§ **Records**:
* * *

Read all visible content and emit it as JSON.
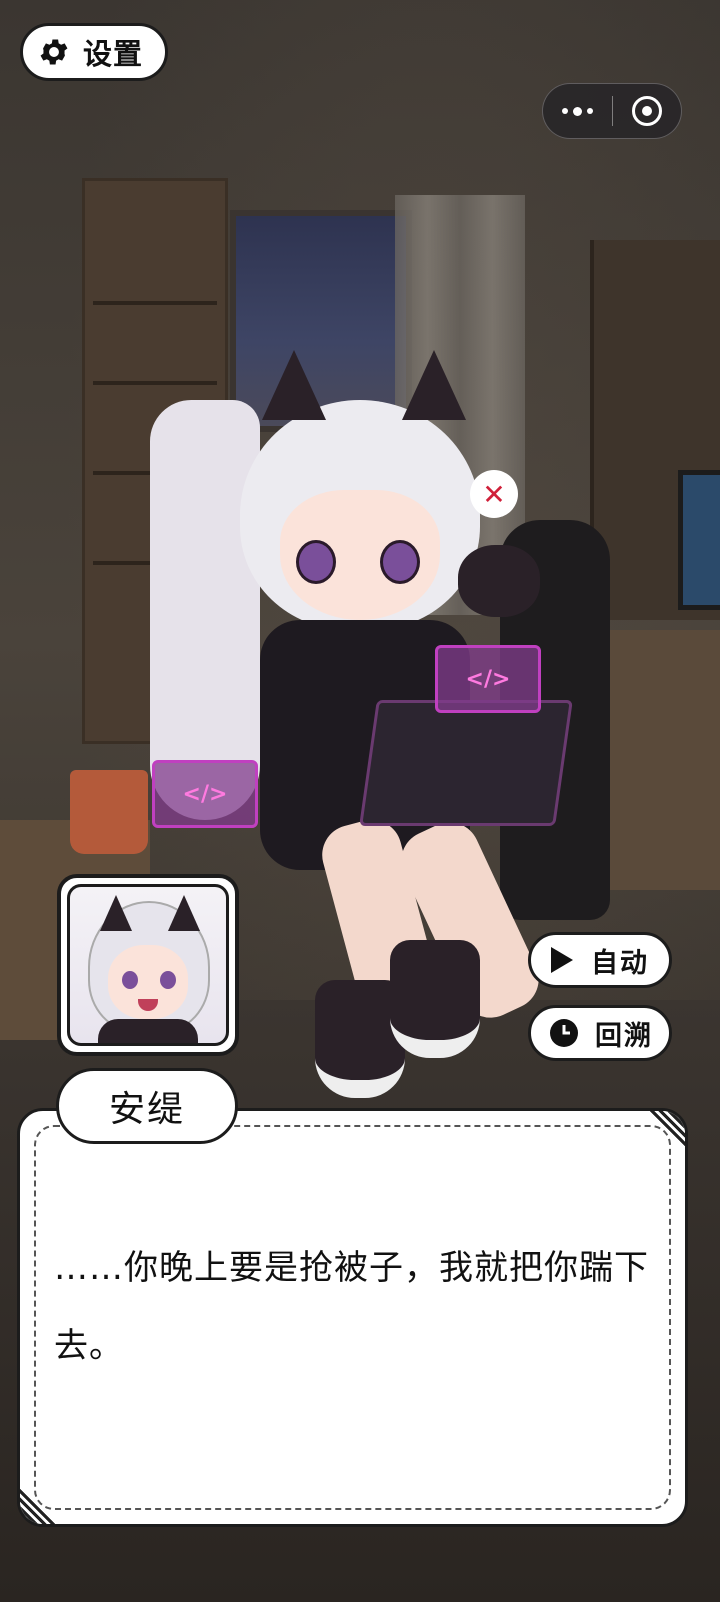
{
  "top_left": {
    "settings_label": "设置",
    "icon": "gear-icon"
  },
  "mini_program_capsule": {
    "more_icon": "more-dots-icon",
    "close_icon": "target-circle-icon"
  },
  "scene": {
    "emote": "✕",
    "holo_panel_1": "</>",
    "holo_panel_2": "</>",
    "laptop_icon": "cat-face-icon"
  },
  "side_buttons": {
    "auto": {
      "label": "自动",
      "icon": "play-icon"
    },
    "backlog": {
      "label": "回溯",
      "icon": "clock-icon"
    }
  },
  "speaker": {
    "name": "安缇",
    "avatar": "character-portrait"
  },
  "dialog": {
    "text": "……你晚上要是抢被子，我就把你踹下去。"
  },
  "colors": {
    "ui_white": "#ffffff",
    "ui_border": "#1c1c1c",
    "accent_pink": "#d040c0"
  }
}
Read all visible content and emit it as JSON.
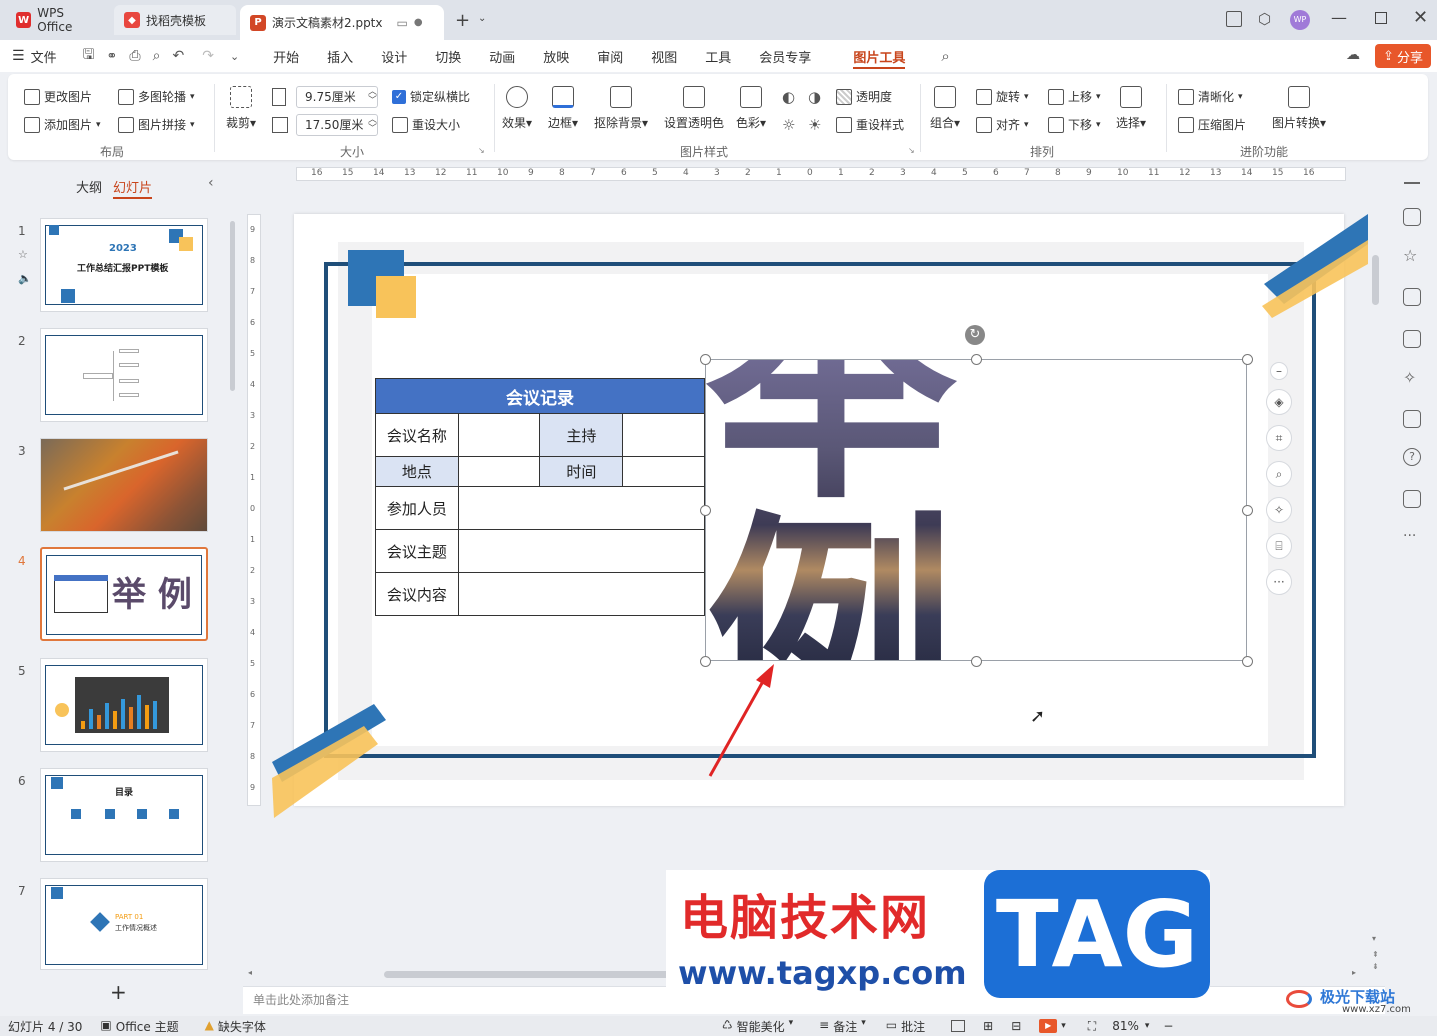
{
  "tabs": [
    {
      "label": "WPS Office"
    },
    {
      "label": "找稻壳模板"
    },
    {
      "label": "演示文稿素材2.pptx"
    }
  ],
  "user_badge": "WP",
  "menu": {
    "file": "文件",
    "items": [
      "开始",
      "插入",
      "设计",
      "切换",
      "动画",
      "放映",
      "审阅",
      "视图",
      "工具",
      "会员专享",
      "图片工具"
    ],
    "share": "分享"
  },
  "ribbon": {
    "change_image": "更改图片",
    "multi_carousel": "多图轮播",
    "add_image": "添加图片",
    "image_collage": "图片拼接",
    "layout_group": "布局",
    "crop": "裁剪",
    "width": "9.75厘米",
    "height": "17.50厘米",
    "lock_ratio": "锁定纵横比",
    "reset_size": "重设大小",
    "size_group": "大小",
    "effect": "效果",
    "border": "边框",
    "remove_bg": "抠除背景",
    "set_transparent": "设置透明色",
    "color": "色彩",
    "transparency": "透明度",
    "reset_style": "重设样式",
    "style_group": "图片样式",
    "group": "组合",
    "rotate": "旋转",
    "align": "对齐",
    "move_up": "上移",
    "move_down": "下移",
    "select": "选择",
    "arrange_group": "排列",
    "sharpen": "清晰化",
    "compress": "压缩图片",
    "convert": "图片转换",
    "advanced_group": "进阶功能"
  },
  "panel": {
    "outline": "大纲",
    "slides": "幻灯片"
  },
  "thumbs": [
    {
      "num": "1",
      "title": "工作总结汇报PPT模板",
      "year": "2023"
    },
    {
      "num": "2"
    },
    {
      "num": "3"
    },
    {
      "num": "4",
      "text": "举 例"
    },
    {
      "num": "5"
    },
    {
      "num": "6",
      "title": "目录"
    },
    {
      "num": "7",
      "title": "PART 01",
      "subtitle": "工作情况概述"
    }
  ],
  "ruler_labels": [
    "16",
    "15",
    "14",
    "13",
    "12",
    "11",
    "10",
    "9",
    "8",
    "7",
    "6",
    "5",
    "4",
    "3",
    "2",
    "1",
    "0",
    "1",
    "2",
    "3",
    "4",
    "5",
    "6",
    "7",
    "8",
    "9",
    "10",
    "11",
    "12",
    "13",
    "14",
    "15",
    "16"
  ],
  "vruler_labels": [
    "9",
    "8",
    "7",
    "6",
    "5",
    "4",
    "3",
    "2",
    "1",
    "0",
    "1",
    "2",
    "3",
    "4",
    "5",
    "6",
    "7",
    "8",
    "9"
  ],
  "slide": {
    "table_title": "会议记录",
    "rows": [
      [
        "会议名称",
        "",
        "主持",
        ""
      ],
      [
        "地点",
        "",
        "时间",
        ""
      ],
      [
        "参加人员",
        ""
      ],
      [
        "会议主题",
        ""
      ],
      [
        "会议内容",
        ""
      ]
    ],
    "art_text": "举  例"
  },
  "notes_placeholder": "单击此处添加备注",
  "watermark": {
    "cn": "电脑技术网",
    "url": "www.tagxp.com",
    "tag": "TAG",
    "corner": "极光下载站",
    "corner_url": "www.xz7.com"
  },
  "status": {
    "slide_pos": "幻灯片 4 / 30",
    "theme": "Office 主题",
    "missing_font": "缺失字体",
    "beautify": "智能美化",
    "notes": "备注",
    "comments": "批注",
    "zoom": "81%"
  },
  "colors": {
    "accent": "#c8451c",
    "table_header": "#4472c4",
    "table_cell": "#dae3f3",
    "frame": "#1f4e79",
    "slide_blue": "#2e75b6",
    "slide_yellow": "#f8c35a"
  }
}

* * *

§ **Short problem**:
The records above are to be reproduced exactly; the pictures are to be left out.

§ **Solution to the problem**:
Read all visible content and emit it as JSON.
{
  "top_left": {
    "settings_label": "设置",
    "icon": "gear-icon"
  },
  "mini_program_capsule": {
    "more_icon": "more-dots-icon",
    "close_icon": "target-circle-icon"
  },
  "scene": {
    "emote": "✕",
    "holo_panel_1": "</>",
    "holo_panel_2": "</>",
    "laptop_icon": "cat-face-icon"
  },
  "side_buttons": {
    "auto": {
      "label": "自动",
      "icon": "play-icon"
    },
    "backlog": {
      "label": "回溯",
      "icon": "clock-icon"
    }
  },
  "speaker": {
    "name": "安缇",
    "avatar": "character-portrait"
  },
  "dialog": {
    "text": "……你晚上要是抢被子，我就把你踹下去。"
  },
  "colors": {
    "ui_white": "#ffffff",
    "ui_border": "#1c1c1c",
    "accent_pink": "#d040c0"
  }
}
Read all visible content and emit it as JSON.
{
  "tabs": [
    {
      "label": "WPS Office"
    },
    {
      "label": "找稻壳模板"
    },
    {
      "label": "演示文稿素材2.pptx"
    }
  ],
  "user_badge": "WP",
  "menu": {
    "file": "文件",
    "items": [
      "开始",
      "插入",
      "设计",
      "切换",
      "动画",
      "放映",
      "审阅",
      "视图",
      "工具",
      "会员专享",
      "图片工具"
    ],
    "share": "分享"
  },
  "ribbon": {
    "change_image": "更改图片",
    "multi_carousel": "多图轮播",
    "add_image": "添加图片",
    "image_collage": "图片拼接",
    "layout_group": "布局",
    "crop": "裁剪",
    "width": "9.75厘米",
    "height": "17.50厘米",
    "lock_ratio": "锁定纵横比",
    "reset_size": "重设大小",
    "size_group": "大小",
    "effect": "效果",
    "border": "边框",
    "remove_bg": "抠除背景",
    "set_transparent": "设置透明色",
    "color": "色彩",
    "transparency": "透明度",
    "reset_style": "重设样式",
    "style_group": "图片样式",
    "group": "组合",
    "rotate": "旋转",
    "align": "对齐",
    "move_up": "上移",
    "move_down": "下移",
    "select": "选择",
    "arrange_group": "排列",
    "sharpen": "清晰化",
    "compress": "压缩图片",
    "convert": "图片转换",
    "advanced_group": "进阶功能"
  },
  "panel": {
    "outline": "大纲",
    "slides": "幻灯片"
  },
  "thumbs": [
    {
      "num": "1",
      "title": "工作总结汇报PPT模板",
      "year": "2023"
    },
    {
      "num": "2"
    },
    {
      "num": "3"
    },
    {
      "num": "4",
      "text": "举 例"
    },
    {
      "num": "5"
    },
    {
      "num": "6",
      "title": "目录"
    },
    {
      "num": "7",
      "title": "PART 01",
      "subtitle": "工作情况概述"
    }
  ],
  "ruler_labels": [
    "16",
    "15",
    "14",
    "13",
    "12",
    "11",
    "10",
    "9",
    "8",
    "7",
    "6",
    "5",
    "4",
    "3",
    "2",
    "1",
    "0",
    "1",
    "2",
    "3",
    "4",
    "5",
    "6",
    "7",
    "8",
    "9",
    "10",
    "11",
    "12",
    "13",
    "14",
    "15",
    "16"
  ],
  "vruler_labels": [
    "9",
    "8",
    "7",
    "6",
    "5",
    "4",
    "3",
    "2",
    "1",
    "0",
    "1",
    "2",
    "3",
    "4",
    "5",
    "6",
    "7",
    "8",
    "9"
  ],
  "slide": {
    "table_title": "会议记录",
    "rows": [
      [
        "会议名称",
        "",
        "主持",
        ""
      ],
      [
        "地点",
        "",
        "时间",
        ""
      ],
      [
        "参加人员",
        ""
      ],
      [
        "会议主题",
        ""
      ],
      [
        "会议内容",
        ""
      ]
    ],
    "art_text": "举  例"
  },
  "notes_placeholder": "单击此处添加备注",
  "watermark": {
    "cn": "电脑技术网",
    "url": "www.tagxp.com",
    "tag": "TAG",
    "corner": "极光下载站",
    "corner_url": "www.xz7.com"
  },
  "status": {
    "slide_pos": "幻灯片 4 / 30",
    "theme": "Office 主题",
    "missing_font": "缺失字体",
    "beautify": "智能美化",
    "notes": "备注",
    "comments": "批注",
    "zoom": "81%"
  },
  "colors": {
    "accent": "#c8451c",
    "table_header": "#4472c4",
    "table_cell": "#dae3f3",
    "frame": "#1f4e79",
    "slide_blue": "#2e75b6",
    "slide_yellow": "#f8c35a"
  }
}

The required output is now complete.